AI Model Performance Benchmarking: Vector Institute's Study Reveals Strengths and Weaknesses

Max Carter

Max Carter

April 11, 2025 · 4 min read
AI Model Performance Benchmarking: Vector Institute's Study Reveals Strengths and Weaknesses

The Vector Institute for Artificial Intelligence has released a comprehensive study on the performance of 11 top AI models, providing a much-needed benchmark for the industry. The study, titled "State of Evaluations," tested the models against 16 benchmarks in areas such as math, general knowledge, coding, safety, and more. The results show that while some models excel in certain tasks, there is still significant room for improvement across the board.

The study's interactive leaderboard reveals that DeepSeek and OpenAI's o1 models performed the best across various benchmarks. However, all models struggled with more complex tasks, highlighting the need for continued development in AI research. The Vector Institute's AI infrastructure and research engineering manager, John Willes, noted that "in simple cases, these models are quite capable, but as these tasks get more complicated, we see a large cliff in terms of reasoning capability and understanding."

The study also found that closed-source models tended to outperform open-source models, particularly in more challenging knowledge and reasoning tasks. However, DeepSeek's strong performance proves that open-source models can remain competitive. The results also showed that all models struggled with agentic benchmarks designed to assess real-world problem-solving abilities, such as customer support functions requiring multiple steps.

One of the key takeaways from the study is the importance of multimodality in AI systems. The Vector Institute developed the Multimodal Massive Multitask Understanding (MMMU) benchmark to evaluate a model's ability to reason about images and text across multiple formats and difficulty levels. The results showed that o1 exhibited superior multimodal understanding, but most models dropped in performance when given more challenging, open-ended tasks.

**SUPPLIED ENTRIES**
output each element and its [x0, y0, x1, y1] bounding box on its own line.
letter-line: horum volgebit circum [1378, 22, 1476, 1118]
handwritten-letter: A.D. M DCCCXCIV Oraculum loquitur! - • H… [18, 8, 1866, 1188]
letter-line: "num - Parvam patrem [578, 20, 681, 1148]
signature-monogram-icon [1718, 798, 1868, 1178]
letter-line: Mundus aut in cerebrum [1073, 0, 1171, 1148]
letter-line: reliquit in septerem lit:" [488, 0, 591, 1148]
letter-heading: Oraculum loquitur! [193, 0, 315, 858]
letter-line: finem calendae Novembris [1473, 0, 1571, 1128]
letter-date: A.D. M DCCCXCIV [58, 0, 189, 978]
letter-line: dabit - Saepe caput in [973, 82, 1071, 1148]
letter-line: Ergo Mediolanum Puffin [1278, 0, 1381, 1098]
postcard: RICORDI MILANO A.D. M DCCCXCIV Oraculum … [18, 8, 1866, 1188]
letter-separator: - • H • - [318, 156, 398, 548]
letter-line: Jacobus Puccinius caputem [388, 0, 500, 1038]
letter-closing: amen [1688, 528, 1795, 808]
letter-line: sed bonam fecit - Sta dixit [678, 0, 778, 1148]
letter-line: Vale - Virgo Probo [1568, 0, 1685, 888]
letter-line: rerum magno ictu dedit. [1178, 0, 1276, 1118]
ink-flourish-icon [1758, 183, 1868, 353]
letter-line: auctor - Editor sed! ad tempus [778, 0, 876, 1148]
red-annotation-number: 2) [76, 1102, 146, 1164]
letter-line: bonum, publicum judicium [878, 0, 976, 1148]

**YOUR TASKS**
1. Answer these questions from the article on the AI benchmarking study.
(a) How many AI models did the study test, and against how many benchmarks?
(b) Which type of model tended to outperform the other in the more challenging knowledge and reasoning tasks?
(c) Which model showed superior multimodal understanding?
2. Continue the article on the AI benchmarking study from the point where it stops.

**OUTPUTS BY TASK**
1.
(a) The study tested 11 AI models against 16 benchmarks.
(b) Closed-source models tended to outperform open-source models.
(c) OpenAI's o1 showed superior multimodal understanding.

2.
The study's findings also highlight the challenges of benchmarking AI models. Willes pointed out that evaluation leakage, where models learn to perform well on specific evaluation datasets they've seen before, is a significant problem. To overcome this, the Vector Institute is advocating for more novel benchmarks and dynamic evaluation, such as judging models against each other and against a continuously-evolving scale.

To help IT buyers make sense of the findings and apply the best models to their specific use cases, the Vector Institute has released all of its sample-level results. The interactive leaderboard allows users to analyze every single question asked of the model and the ensuing output, providing a deeper understanding of the models' capabilities. This level of transparency is crucial for IT decision-makers to make informed decisions about which models to use.

The Vector Institute's study is a significant step towards bringing more clarity and accountability to the AI industry. By providing a comprehensive benchmark for AI models, the study helps to identify areas for improvement and drives innovation. As Willes noted, "there's a need for continued development in benchmarking and evaluation" to ensure that AI models meet the needs of real-world use cases.

The full study and interactive leaderboard are available on the Vector Institute's website, providing a valuable resource for researchers, developers, and IT buyers alike. As the AI industry continues to evolve, studies like this one will play a crucial role in shaping the future of AI research and development.